• Given problem:
Each line that holds the word "likes" should be returned.
── Task data
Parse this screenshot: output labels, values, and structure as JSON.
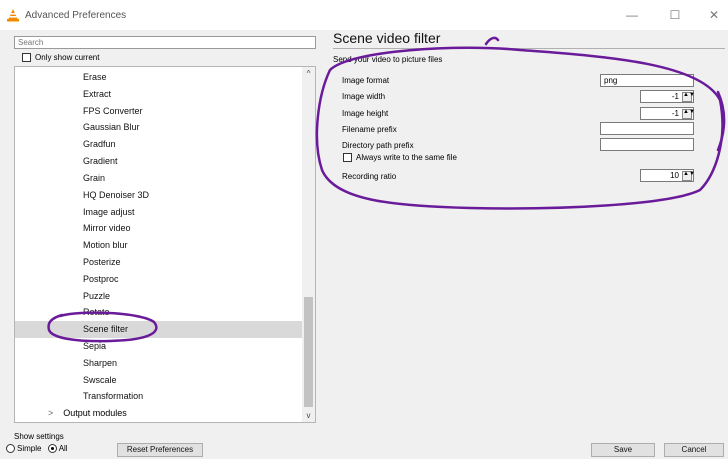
{
  "window": {
    "title": "Advanced Preferences",
    "icon": "vlc-cone-icon",
    "controls": {
      "minimize": "—",
      "maximize": "☐",
      "close": "✕"
    }
  },
  "search": {
    "placeholder": "Search"
  },
  "only_show_current": {
    "label": "Only show current",
    "checked": false
  },
  "tree": {
    "items": [
      {
        "label": "Erase",
        "selected": false
      },
      {
        "label": "Extract",
        "selected": false
      },
      {
        "label": "FPS Converter",
        "selected": false
      },
      {
        "label": "Gaussian Blur",
        "selected": false
      },
      {
        "label": "Gradfun",
        "selected": false
      },
      {
        "label": "Gradient",
        "selected": false
      },
      {
        "label": "Grain",
        "selected": false
      },
      {
        "label": "HQ Denoiser 3D",
        "selected": false
      },
      {
        "label": "Image adjust",
        "selected": false
      },
      {
        "label": "Mirror video",
        "selected": false
      },
      {
        "label": "Motion blur",
        "selected": false
      },
      {
        "label": "Posterize",
        "selected": false
      },
      {
        "label": "Postproc",
        "selected": false
      },
      {
        "label": "Puzzle",
        "selected": false
      },
      {
        "label": "Rotate",
        "selected": false
      },
      {
        "label": "Scene filter",
        "selected": true
      },
      {
        "label": "Sepia",
        "selected": false
      },
      {
        "label": "Sharpen",
        "selected": false
      },
      {
        "label": "Swscale",
        "selected": false
      },
      {
        "label": "Transformation",
        "selected": false
      }
    ],
    "parent": {
      "label": "Output modules",
      "chevron": ">"
    },
    "scroll_up": "^",
    "scroll_down": "v"
  },
  "panel": {
    "title": "Scene video filter",
    "description": "Send your video to picture files",
    "fields": {
      "image_format": {
        "label": "Image format",
        "value": "png"
      },
      "image_width": {
        "label": "Image width",
        "value": "-1"
      },
      "image_height": {
        "label": "Image height",
        "value": "-1"
      },
      "filename_prefix": {
        "label": "Filename prefix",
        "value": ""
      },
      "directory_path_prefix": {
        "label": "Directory path prefix",
        "value": ""
      },
      "always_write": {
        "label": "Always write to the same file",
        "checked": false
      },
      "recording_ratio": {
        "label": "Recording ratio",
        "value": "10"
      }
    },
    "spin_arrows": "▲▼"
  },
  "footer": {
    "show_settings": "Show settings",
    "simple": "Simple",
    "all": "All",
    "mode": "All",
    "reset": "Reset Preferences",
    "save": "Save",
    "cancel": "Cancel"
  },
  "annotation_color": "#6a1b9a"
}
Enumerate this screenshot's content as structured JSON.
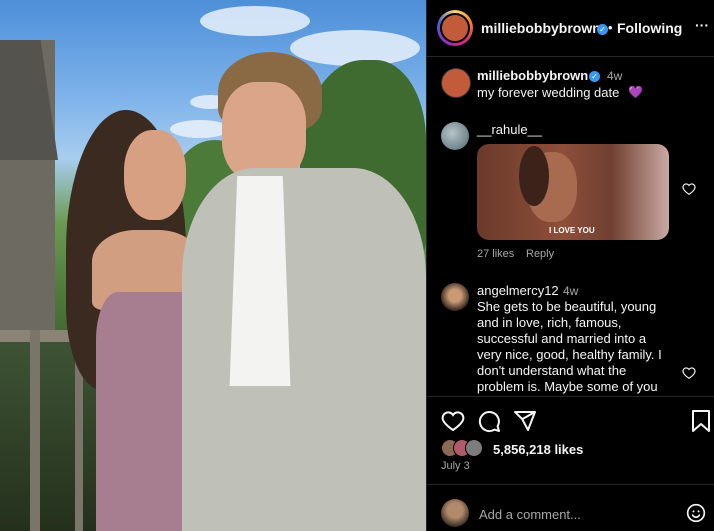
{
  "header": {
    "username": "milliebobbybrown",
    "separator": "•",
    "follow_status": "Following",
    "more_label": "···"
  },
  "caption": {
    "username": "milliebobbybrown",
    "time": "4w",
    "text": "my forever wedding date",
    "emoji": "💜"
  },
  "comments": [
    {
      "username": "__rahule__",
      "gif_caption": "I LOVE YOU",
      "likes": "27 likes",
      "reply_label": "Reply"
    },
    {
      "username": "angelmercy12",
      "time": "4w",
      "lines": [
        "She gets to be beautiful, young",
        "and in love, rich, famous,",
        "successful and married into a",
        "very nice, good, healthy family. I",
        "don't understand what the",
        "problem is. Maybe some of you"
      ]
    }
  ],
  "actions": {
    "likes_count": "5,856,218 likes",
    "date": "July 3"
  },
  "comment_box": {
    "placeholder": "Add a comment..."
  },
  "colors": {
    "background": "#000000",
    "verified": "#3897f0",
    "muted_text": "#a8a8a8",
    "divider": "#262626"
  }
}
────
• The solution:
      "likes": "27 likes",
    "likes_count": "5,856,218 likes",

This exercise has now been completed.